> **JOB**
Update the sermon by rewriting everything from "April 03, 2022" down to "what is good.", putting "connection" wherever "relationship" appears.

April 03, 2022
A sermon preached by Rev. Ginger E. Gaines-Cirelli at Foundry UMC April 3, 2022, the fifth Sunday in Lent. “Roots of Resistance” series.
Text: John 12:1-8
The deepest “root” of resistance is relationship. Sacred resistance begins in relationship with God and is given shape through the example of God’s love for each one of us. It is lived out most fully in our relationship with and for others. Together, with God and other people, we participate in the ongoing work of Christ in the world, resisting evil, injustice, and oppression and seeking to do what is good.
And today, I’m going to do something I rarely do. I’m going to answer the question of the sermon right off the bat. Can good be common? My answer is a resounding “yes.” A follow up question: is identifying and achieving a common good easy? Well… that’s a pretty solid “no.” Because there is so much beautiful diversity in human community. Our cultures, experiences, contexts, and personalities mean that what would be perceived as “good” for some is not at all “good” for others. And discerning any kind of a common good requires skilled communication (honesty and listening), some give and take (aka compromise), and all sorts of other actions that humans often struggle to do well, if at all.

> **DATASET RECORDS**
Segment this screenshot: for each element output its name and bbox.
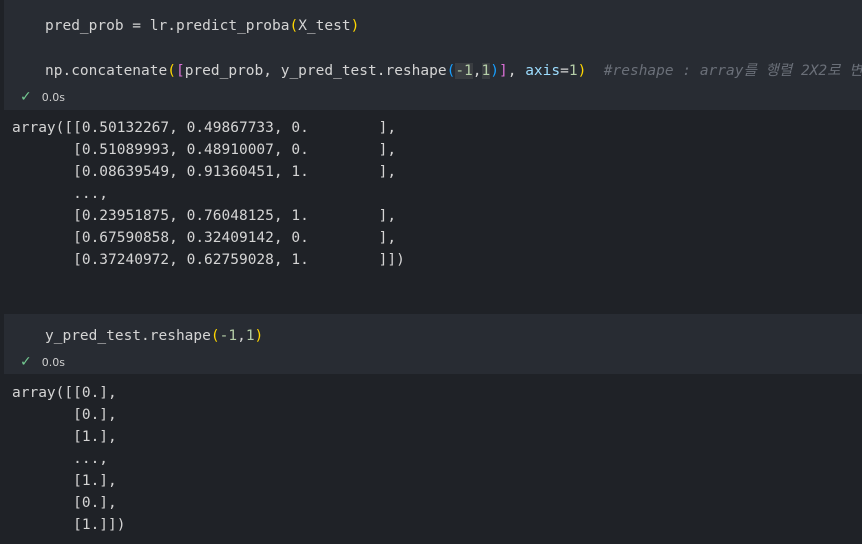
code-line-concatenate[interactable]: np.concatenate([pred_prob, y_pred_test.r… bbox=[45, 61, 862, 81]
execution-status: ✓ 0.0s bbox=[20, 88, 65, 106]
token-sep: , bbox=[507, 63, 526, 79]
execution-status: ✓ 0.0s bbox=[20, 353, 65, 371]
token-call: lr.predict_proba bbox=[149, 18, 290, 34]
token-paren-close: ) bbox=[350, 18, 360, 34]
code-line-pred-prob[interactable]: pred_prob = lr.predict_proba(X_test) bbox=[45, 16, 359, 36]
check-icon: ✓ bbox=[20, 89, 32, 105]
execution-time: 0.0s bbox=[41, 90, 65, 104]
token-paren-close: ) bbox=[254, 328, 264, 344]
token-kw-val: 1 bbox=[568, 63, 578, 79]
token-neg-one: -1 bbox=[455, 63, 473, 79]
token-kw-axis: axis bbox=[525, 63, 561, 79]
token-fn: np.concatenate bbox=[45, 63, 168, 79]
token-one: 1 bbox=[245, 328, 255, 344]
token-arg: X_test bbox=[298, 18, 351, 34]
cell-output-1: array([[0.50132267, 0.49867733, 0. ], [0… bbox=[12, 120, 405, 268]
token-var: pred_prob bbox=[45, 18, 124, 34]
token-paren-open: ( bbox=[210, 328, 220, 344]
token-eq: = bbox=[123, 18, 150, 34]
code-cell-2[interactable]: y_pred_test.reshape(-1,1) ✓ 0.0s bbox=[4, 314, 862, 374]
token-bracket-close: ] bbox=[499, 63, 508, 79]
token-paren-open: ( bbox=[289, 18, 299, 34]
token-comment: #reshape : array를 행렬 2X2로 변경 bbox=[586, 63, 862, 79]
notebook-page: pred_prob = lr.predict_proba(X_test) np.… bbox=[0, 0, 862, 544]
token-bracket-open: [ bbox=[175, 63, 185, 79]
token-call: y_pred_test.reshape bbox=[45, 328, 211, 344]
code-line-reshape[interactable]: y_pred_test.reshape(-1,1) bbox=[45, 326, 263, 346]
token-neg-one: -1 bbox=[219, 328, 238, 344]
token-paren-close-inner: ) bbox=[490, 63, 499, 79]
cell-output-2: array([[0.], [0.], [1.], ..., [1.], [0.]… bbox=[12, 385, 126, 533]
token-comma: , bbox=[237, 328, 246, 344]
token-args: pred_prob, y_pred_test.reshape bbox=[184, 63, 447, 79]
execution-time: 0.0s bbox=[41, 355, 65, 369]
token-kw-eq: = bbox=[560, 63, 569, 79]
check-icon: ✓ bbox=[20, 354, 32, 370]
token-one: 1 bbox=[481, 63, 491, 79]
code-cell-1[interactable]: pred_prob = lr.predict_proba(X_test) np.… bbox=[4, 0, 862, 110]
token-comma: , bbox=[472, 63, 482, 79]
token-paren-open: ( bbox=[167, 63, 176, 79]
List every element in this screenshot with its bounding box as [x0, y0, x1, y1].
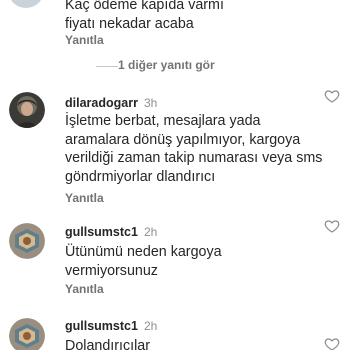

> **SOLVED PROBLEM**
April 03, 2022
A sermon preached by Rev. Ginger E. Gaines-Cirelli at Foundry UMC April 3, 2022, the fifth Sunday in Lent. “Roots of Resistance” series.
Text: John 12:1-8
The deepest “root” of resistance is connection. Sacred resistance begins in connection with God and is given shape through the example of God’s love for each one of us. It is lived out most fully in our connection with and for others. Together, with God and other people, we participate in the ongoing work of Christ in the world, resisting evil, injustice, and oppression and seeking to do what is good.